*SOURCE PASSAGE:*
-- START --
Welcome to DU! The truly grassroots left-of-center political community where regular people, not algorithms, drive the discussions and set the standards. Join the community: Create a free account Support DU (and get rid of ads!): Become a Star Member All Forums Issue Forums Culture Forums Alliance Forums Region Forums Support Forums Help & Search

hatrack

(59,436 posts)
Sat Nov 7, 2020, 10:34 AM Nov 2020

China's Demand, Economic Chaos Driving Destruction Of Remaining Hardwood Forests In Gambia, Senegal

EDIT

The scale of the illegal harvesting and smuggling was recently revealed in a report by the Environmental Investigation Agency (EIA), which found that approximately 1.6 million rosewood trees were illegally logged in the Casamance and exported from the Gambia to China between June 2012 and April 2020. Previous EIA investigations revealed how trafficking of protected rosewood in West Africa’s dry forests has become the largest in the world, supplying China’s rapacious billion-dollar market for hongmu, a type of rosewood used for traditional-style furniture.

EDIT

Since the end of the two-decade rule of strongman Yahya Jammeh in the Gambia in 2017, there has been much tough talk on ending the “Senegambia” rosewood crisis between his democratically elected successor, Adama Barrow, and President Macky Sall of Senegal. In 2018, they made a declaration on joint enforcement, with the Gambia joining Senegal in banning rosewood exports and implementing army patrols along the border to crack down on the smuggling.
-- END --
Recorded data
-- START --
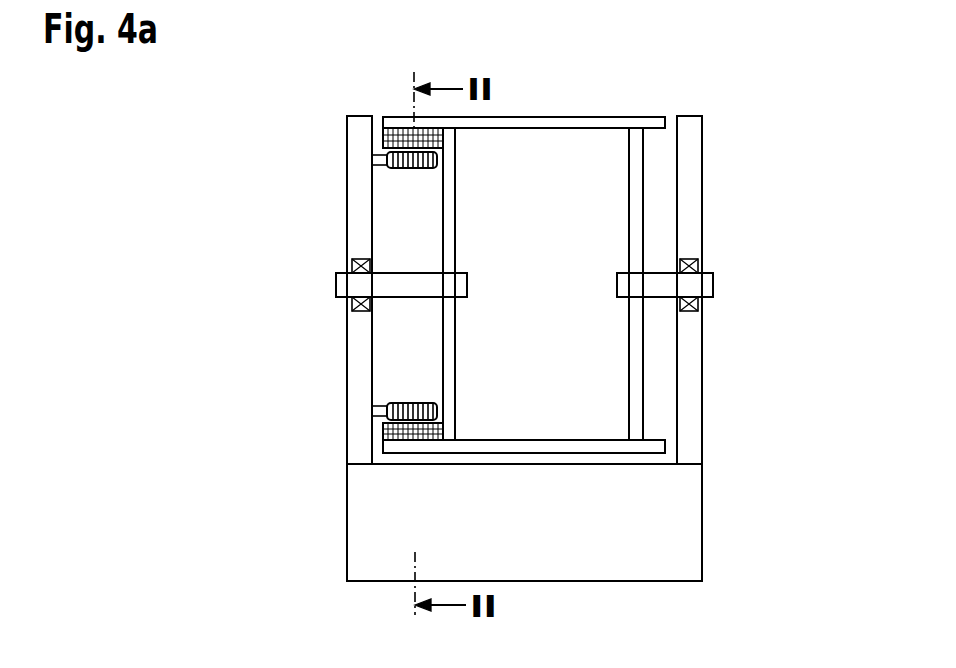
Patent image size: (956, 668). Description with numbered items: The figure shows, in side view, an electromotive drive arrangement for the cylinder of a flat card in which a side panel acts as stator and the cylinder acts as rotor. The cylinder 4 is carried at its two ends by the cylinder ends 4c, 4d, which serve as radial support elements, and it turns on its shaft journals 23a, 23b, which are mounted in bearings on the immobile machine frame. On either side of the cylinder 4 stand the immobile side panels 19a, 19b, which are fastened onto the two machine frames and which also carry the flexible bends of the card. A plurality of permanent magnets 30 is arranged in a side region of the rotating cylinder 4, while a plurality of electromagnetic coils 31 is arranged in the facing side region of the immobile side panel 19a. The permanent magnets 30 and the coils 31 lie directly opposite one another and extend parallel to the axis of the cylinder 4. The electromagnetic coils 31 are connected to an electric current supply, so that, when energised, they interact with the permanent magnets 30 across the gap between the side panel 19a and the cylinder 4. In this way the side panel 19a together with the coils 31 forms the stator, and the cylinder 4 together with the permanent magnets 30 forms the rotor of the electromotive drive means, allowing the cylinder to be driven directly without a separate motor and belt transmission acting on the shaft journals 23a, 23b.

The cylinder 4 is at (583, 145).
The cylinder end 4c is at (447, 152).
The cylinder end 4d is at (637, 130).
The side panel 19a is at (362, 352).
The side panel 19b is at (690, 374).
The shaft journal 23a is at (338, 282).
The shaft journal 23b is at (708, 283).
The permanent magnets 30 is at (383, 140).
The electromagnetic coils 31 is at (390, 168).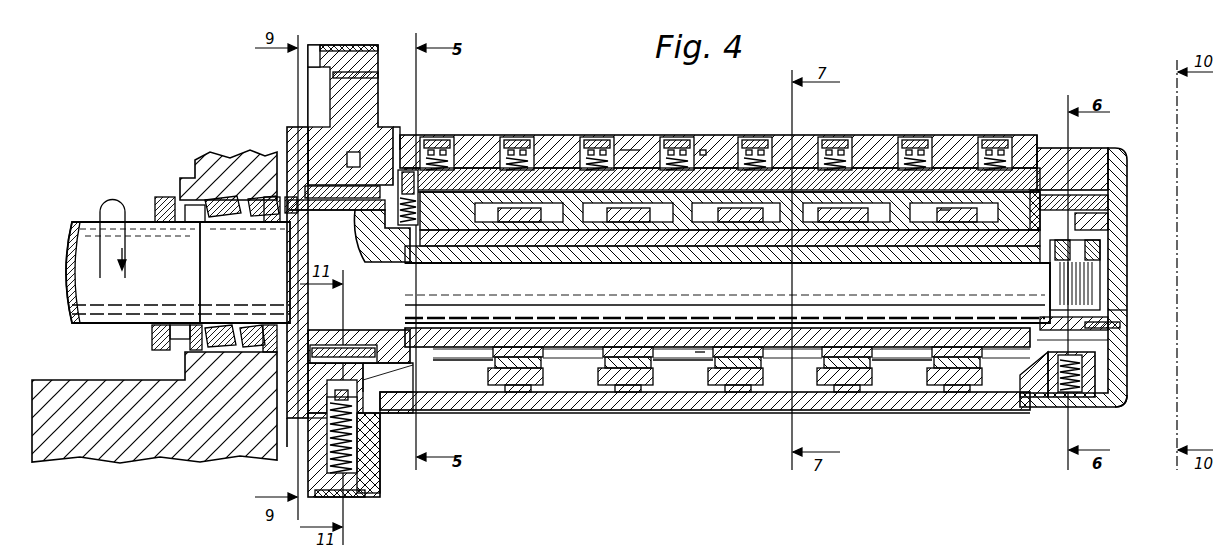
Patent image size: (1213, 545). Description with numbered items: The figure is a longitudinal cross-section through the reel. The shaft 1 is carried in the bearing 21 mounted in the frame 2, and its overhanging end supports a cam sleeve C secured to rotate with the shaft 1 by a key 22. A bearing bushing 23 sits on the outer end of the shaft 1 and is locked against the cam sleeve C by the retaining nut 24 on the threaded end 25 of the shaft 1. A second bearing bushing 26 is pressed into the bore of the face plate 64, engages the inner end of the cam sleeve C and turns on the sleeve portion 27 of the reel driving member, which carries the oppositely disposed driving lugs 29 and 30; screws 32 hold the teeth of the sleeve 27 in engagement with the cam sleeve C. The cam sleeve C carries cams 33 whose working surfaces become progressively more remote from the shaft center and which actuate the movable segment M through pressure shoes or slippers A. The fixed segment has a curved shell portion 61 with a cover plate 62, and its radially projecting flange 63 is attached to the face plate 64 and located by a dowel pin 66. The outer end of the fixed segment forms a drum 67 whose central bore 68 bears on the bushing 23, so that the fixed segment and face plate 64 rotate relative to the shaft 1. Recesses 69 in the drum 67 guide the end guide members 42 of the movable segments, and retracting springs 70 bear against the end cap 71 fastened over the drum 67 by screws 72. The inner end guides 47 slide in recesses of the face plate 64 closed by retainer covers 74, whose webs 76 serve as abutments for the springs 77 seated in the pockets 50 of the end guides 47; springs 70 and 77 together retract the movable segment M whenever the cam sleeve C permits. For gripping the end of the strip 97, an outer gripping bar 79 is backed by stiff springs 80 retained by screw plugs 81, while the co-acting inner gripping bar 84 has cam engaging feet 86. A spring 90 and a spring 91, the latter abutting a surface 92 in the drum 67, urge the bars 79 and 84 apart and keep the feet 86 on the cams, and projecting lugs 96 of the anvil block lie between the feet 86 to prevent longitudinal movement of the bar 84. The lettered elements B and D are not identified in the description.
-- END --
*EXERCISE INSTRUCTIONS:* Please reproduce the part of the rosewood smuggling post starting at "The scale of" and ending at "for traditional-style furniture.", word for word.

*THE OUTPUT:*
The scale of the illegal harvesting and smuggling was recently revealed in a report by the Environmental Investigation Agency (EIA), which found that approximately 1.6 million rosewood trees were illegally logged in the Casamance and exported from the Gambia to China between June 2012 and April 2020. Previous EIA investigations revealed how trafficking of protected rosewood in West Africa’s dry forests has become the largest in the world, supplying China’s rapacious billion-dollar market for hongmu, a type of rosewood used for traditional-style furniture.